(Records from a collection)

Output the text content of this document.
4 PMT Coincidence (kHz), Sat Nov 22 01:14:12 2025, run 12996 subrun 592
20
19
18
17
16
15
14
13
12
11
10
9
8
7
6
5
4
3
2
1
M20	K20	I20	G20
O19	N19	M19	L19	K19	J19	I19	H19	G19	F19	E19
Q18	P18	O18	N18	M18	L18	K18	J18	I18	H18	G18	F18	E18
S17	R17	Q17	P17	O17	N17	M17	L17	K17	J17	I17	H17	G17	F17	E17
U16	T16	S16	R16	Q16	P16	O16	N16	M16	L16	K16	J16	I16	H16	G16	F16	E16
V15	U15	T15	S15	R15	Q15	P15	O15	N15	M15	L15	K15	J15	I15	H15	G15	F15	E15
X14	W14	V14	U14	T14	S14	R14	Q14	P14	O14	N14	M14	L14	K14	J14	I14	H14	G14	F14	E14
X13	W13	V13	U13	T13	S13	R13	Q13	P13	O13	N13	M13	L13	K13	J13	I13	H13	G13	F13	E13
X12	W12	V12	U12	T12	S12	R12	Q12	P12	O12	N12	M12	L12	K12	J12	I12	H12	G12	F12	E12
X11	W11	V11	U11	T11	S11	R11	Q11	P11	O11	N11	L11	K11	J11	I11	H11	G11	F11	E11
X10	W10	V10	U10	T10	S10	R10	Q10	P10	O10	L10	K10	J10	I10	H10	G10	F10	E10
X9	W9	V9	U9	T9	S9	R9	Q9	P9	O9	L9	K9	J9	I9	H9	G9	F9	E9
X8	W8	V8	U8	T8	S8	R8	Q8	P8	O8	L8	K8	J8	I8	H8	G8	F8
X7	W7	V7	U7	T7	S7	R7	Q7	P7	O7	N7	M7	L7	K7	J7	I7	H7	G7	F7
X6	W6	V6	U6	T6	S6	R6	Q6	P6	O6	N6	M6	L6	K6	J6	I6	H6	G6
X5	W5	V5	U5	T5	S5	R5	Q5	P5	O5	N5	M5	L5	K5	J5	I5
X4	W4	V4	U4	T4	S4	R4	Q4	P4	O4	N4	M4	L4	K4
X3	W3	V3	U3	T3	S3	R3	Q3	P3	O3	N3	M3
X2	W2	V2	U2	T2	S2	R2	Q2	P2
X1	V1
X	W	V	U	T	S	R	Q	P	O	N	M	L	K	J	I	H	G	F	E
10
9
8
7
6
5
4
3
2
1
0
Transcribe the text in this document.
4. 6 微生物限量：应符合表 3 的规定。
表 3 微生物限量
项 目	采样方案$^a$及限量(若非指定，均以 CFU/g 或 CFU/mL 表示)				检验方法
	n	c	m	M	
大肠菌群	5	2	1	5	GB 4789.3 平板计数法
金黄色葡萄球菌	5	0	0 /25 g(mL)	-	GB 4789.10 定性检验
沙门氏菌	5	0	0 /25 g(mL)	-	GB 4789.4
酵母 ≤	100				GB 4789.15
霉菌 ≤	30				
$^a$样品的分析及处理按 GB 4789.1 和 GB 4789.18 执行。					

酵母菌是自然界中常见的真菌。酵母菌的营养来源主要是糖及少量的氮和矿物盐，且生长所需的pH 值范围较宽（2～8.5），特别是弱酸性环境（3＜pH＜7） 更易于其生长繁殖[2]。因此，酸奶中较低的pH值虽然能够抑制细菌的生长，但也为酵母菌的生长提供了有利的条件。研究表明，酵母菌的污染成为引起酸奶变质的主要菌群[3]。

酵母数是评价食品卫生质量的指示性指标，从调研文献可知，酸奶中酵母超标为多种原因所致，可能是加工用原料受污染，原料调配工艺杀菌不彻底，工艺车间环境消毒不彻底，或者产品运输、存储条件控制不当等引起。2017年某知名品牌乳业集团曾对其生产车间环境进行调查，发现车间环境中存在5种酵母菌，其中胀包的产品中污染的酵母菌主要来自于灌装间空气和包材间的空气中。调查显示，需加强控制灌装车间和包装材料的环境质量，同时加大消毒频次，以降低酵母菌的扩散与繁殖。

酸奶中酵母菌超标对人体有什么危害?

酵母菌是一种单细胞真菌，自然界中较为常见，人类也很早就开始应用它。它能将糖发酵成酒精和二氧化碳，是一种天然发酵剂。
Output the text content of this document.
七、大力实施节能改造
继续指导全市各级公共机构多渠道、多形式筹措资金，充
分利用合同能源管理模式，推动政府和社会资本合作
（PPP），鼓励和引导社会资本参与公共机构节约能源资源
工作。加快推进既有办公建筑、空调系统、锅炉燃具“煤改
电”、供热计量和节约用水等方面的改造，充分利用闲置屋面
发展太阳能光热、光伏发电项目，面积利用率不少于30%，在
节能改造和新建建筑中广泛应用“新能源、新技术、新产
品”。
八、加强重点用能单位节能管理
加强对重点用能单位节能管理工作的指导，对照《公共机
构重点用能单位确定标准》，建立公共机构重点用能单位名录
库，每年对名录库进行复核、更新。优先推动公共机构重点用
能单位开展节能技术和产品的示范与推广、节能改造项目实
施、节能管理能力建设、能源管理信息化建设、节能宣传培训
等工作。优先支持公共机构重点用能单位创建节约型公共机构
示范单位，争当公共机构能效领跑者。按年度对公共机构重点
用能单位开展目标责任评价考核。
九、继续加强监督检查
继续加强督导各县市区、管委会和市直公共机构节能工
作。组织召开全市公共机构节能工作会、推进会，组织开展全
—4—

■ **GIVEN PROBLEM**:
Type out the entries again, word for word.

■ **EXERCISE OUTPUT**:
Output the text content of this document.
4 PMT Coincidence (kHz), Sat Nov 22 01:14:12 2025, run 12996 subrun 592
20
19
18
17
16
15
14
13
12
11
10
9
8
7
6
5
4
3
2
1
M20	K20	I20	G20
O19	N19	M19	L19	K19	J19	I19	H19	G19	F19	E19
Q18	P18	O18	N18	M18	L18	K18	J18	I18	H18	G18	F18	E18
S17	R17	Q17	P17	O17	N17	M17	L17	K17	J17	I17	H17	G17	F17	E17
U16	T16	S16	R16	Q16	P16	O16	N16	M16	L16	K16	J16	I16	H16	G16	F16	E16
V15	U15	T15	S15	R15	Q15	P15	O15	N15	M15	L15	K15	J15	I15	H15	G15	F15	E15
X14	W14	V14	U14	T14	S14	R14	Q14	P14	O14	N14	M14	L14	K14	J14	I14	H14	G14	F14	E14
X13	W13	V13	U13	T13	S13	R13	Q13	P13	O13	N13	M13	L13	K13	J13	I13	H13	G13	F13	E13
X12	W12	V12	U12	T12	S12	R12	Q12	P12	O12	N12	M12	L12	K12	J12	I12	H12	G12	F12	E12
X11	W11	V11	U11	T11	S11	R11	Q11	P11	O11	N11	L11	K11	J11	I11	H11	G11	F11	E11
X10	W10	V10	U10	T10	S10	R10	Q10	P10	O10	L10	K10	J10	I10	H10	G10	F10	E10
X9	W9	V9	U9	T9	S9	R9	Q9	P9	O9	L9	K9	J9	I9	H9	G9	F9	E9
X8	W8	V8	U8	T8	S8	R8	Q8	P8	O8	L8	K8	J8	I8	H8	G8	F8
X7	W7	V7	U7	T7	S7	R7	Q7	P7	O7	N7	M7	L7	K7	J7	I7	H7	G7	F7
X6	W6	V6	U6	T6	S6	R6	Q6	P6	O6	N6	M6	L6	K6	J6	I6	H6	G6
X5	W5	V5	U5	T5	S5	R5	Q5	P5	O5	N5	M5	L5	K5	J5	I5
X4	W4	V4	U4	T4	S4	R4	Q4	P4	O4	N4	M4	L4	K4
X3	W3	V3	U3	T3	S3	R3	Q3	P3	O3	N3	M3
X2	W2	V2	U2	T2	S2	R2	Q2	P2
X1	V1
X	W	V	U	T	S	R	Q	P	O	N	M	L	K	J	I	H	G	F	E
10
9
8
7
6
5
4
3
2
1
0
Transcribe the text in this document.
4. 6 微生物限量：应符合表 3 的规定。
表 3 微生物限量
项 目	采样方案$^a$及限量(若非指定，均以 CFU/g 或 CFU/mL 表示)				检验方法
	n	c	m	M	
大肠菌群	5	2	1	5	GB 4789.3 平板计数法
金黄色葡萄球菌	5	0	0 /25 g(mL)	-	GB 4789.10 定性检验
沙门氏菌	5	0	0 /25 g(mL)	-	GB 4789.4
酵母 ≤	100				GB 4789.15
霉菌 ≤	30				
$^a$样品的分析及处理按 GB 4789.1 和 GB 4789.18 执行。					

酵母菌是自然界中常见的真菌。酵母菌的营养来源主要是糖及少量的氮和矿物盐，且生长所需的pH 值范围较宽（2～8.5），特别是弱酸性环境（3＜pH＜7） 更易于其生长繁殖[2]。因此，酸奶中较低的pH值虽然能够抑制细菌的生长，但也为酵母菌的生长提供了有利的条件。研究表明，酵母菌的污染成为引起酸奶变质的主要菌群[3]。

酵母数是评价食品卫生质量的指示性指标，从调研文献可知，酸奶中酵母超标为多种原因所致，可能是加工用原料受污染，原料调配工艺杀菌不彻底，工艺车间环境消毒不彻底，或者产品运输、存储条件控制不当等引起。2017年某知名品牌乳业集团曾对其生产车间环境进行调查，发现车间环境中存在5种酵母菌，其中胀包的产品中污染的酵母菌主要来自于灌装间空气和包材间的空气中。调查显示，需加强控制灌装车间和包装材料的环境质量，同时加大消毒频次，以降低酵母菌的扩散与繁殖。

酸奶中酵母菌超标对人体有什么危害?

酵母菌是一种单细胞真菌，自然界中较为常见，人类也很早就开始应用它。它能将糖发酵成酒精和二氧化碳，是一种天然发酵剂。
Output the text content of this document.
七、大力实施节能改造
继续指导全市各级公共机构多渠道、多形式筹措资金，充
分利用合同能源管理模式，推动政府和社会资本合作
（PPP），鼓励和引导社会资本参与公共机构节约能源资源
工作。加快推进既有办公建筑、空调系统、锅炉燃具“煤改
电”、供热计量和节约用水等方面的改造，充分利用闲置屋面
发展太阳能光热、光伏发电项目，面积利用率不少于30%，在
节能改造和新建建筑中广泛应用“新能源、新技术、新产
品”。
八、加强重点用能单位节能管理
加强对重点用能单位节能管理工作的指导，对照《公共机
构重点用能单位确定标准》，建立公共机构重点用能单位名录
库，每年对名录库进行复核、更新。优先推动公共机构重点用
能单位开展节能技术和产品的示范与推广、节能改造项目实
施、节能管理能力建设、能源管理信息化建设、节能宣传培训
等工作。优先支持公共机构重点用能单位创建节约型公共机构
示范单位，争当公共机构能效领跑者。按年度对公共机构重点
用能单位开展目标责任评价考核。
九、继续加强监督检查
继续加强督导各县市区、管委会和市直公共机构节能工
作。组织召开全市公共机构节能工作会、推进会，组织开展全
—4—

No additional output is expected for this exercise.